— THE EXERCISE —
All of the data must be printed exactly; please include every line.

━━━ EXERCISE INPUT ━━━

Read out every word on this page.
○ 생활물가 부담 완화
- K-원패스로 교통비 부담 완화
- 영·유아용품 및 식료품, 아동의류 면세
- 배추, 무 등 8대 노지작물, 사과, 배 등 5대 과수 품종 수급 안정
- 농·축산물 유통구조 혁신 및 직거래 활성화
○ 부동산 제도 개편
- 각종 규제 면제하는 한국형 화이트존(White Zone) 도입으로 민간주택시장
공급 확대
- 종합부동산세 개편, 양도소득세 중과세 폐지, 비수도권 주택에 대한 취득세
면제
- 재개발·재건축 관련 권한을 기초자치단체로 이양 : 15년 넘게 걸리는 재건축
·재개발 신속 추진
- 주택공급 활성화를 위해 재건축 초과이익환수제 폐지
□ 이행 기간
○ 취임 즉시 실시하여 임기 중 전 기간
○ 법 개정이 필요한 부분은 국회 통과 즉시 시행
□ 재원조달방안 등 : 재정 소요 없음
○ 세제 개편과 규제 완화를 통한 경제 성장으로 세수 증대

━━━

— RESPONSE TO THIS TASK —
Read out every word on this page.
○ 생활물가 부담 완화
- K-원패스로 교통비 부담 완화
- 영·유아용품 및 식료품, 아동의류 면세
- 배추, 무 등 8대 노지작물, 사과, 배 등 5대 과수 품종 수급 안정
- 농·축산물 유통구조 혁신 및 직거래 활성화
○ 부동산 제도 개편
- 각종 규제 면제하는 한국형 화이트존(White Zone) 도입으로 민간주택시장
공급 확대
- 종합부동산세 개편, 양도소득세 중과세 폐지, 비수도권 주택에 대한 취득세
면제
- 재개발·재건축 관련 권한을 기초자치단체로 이양 : 15년 넘게 걸리는 재건축
·재개발 신속 추진
- 주택공급 활성화를 위해 재건축 초과이익환수제 폐지
□ 이행 기간
○ 취임 즉시 실시하여 임기 중 전 기간
○ 법 개정이 필요한 부분은 국회 통과 즉시 시행
□ 재원조달방안 등 : 재정 소요 없음
○ 세제 개편과 규제 완화를 통한 경제 성장으로 세수 증대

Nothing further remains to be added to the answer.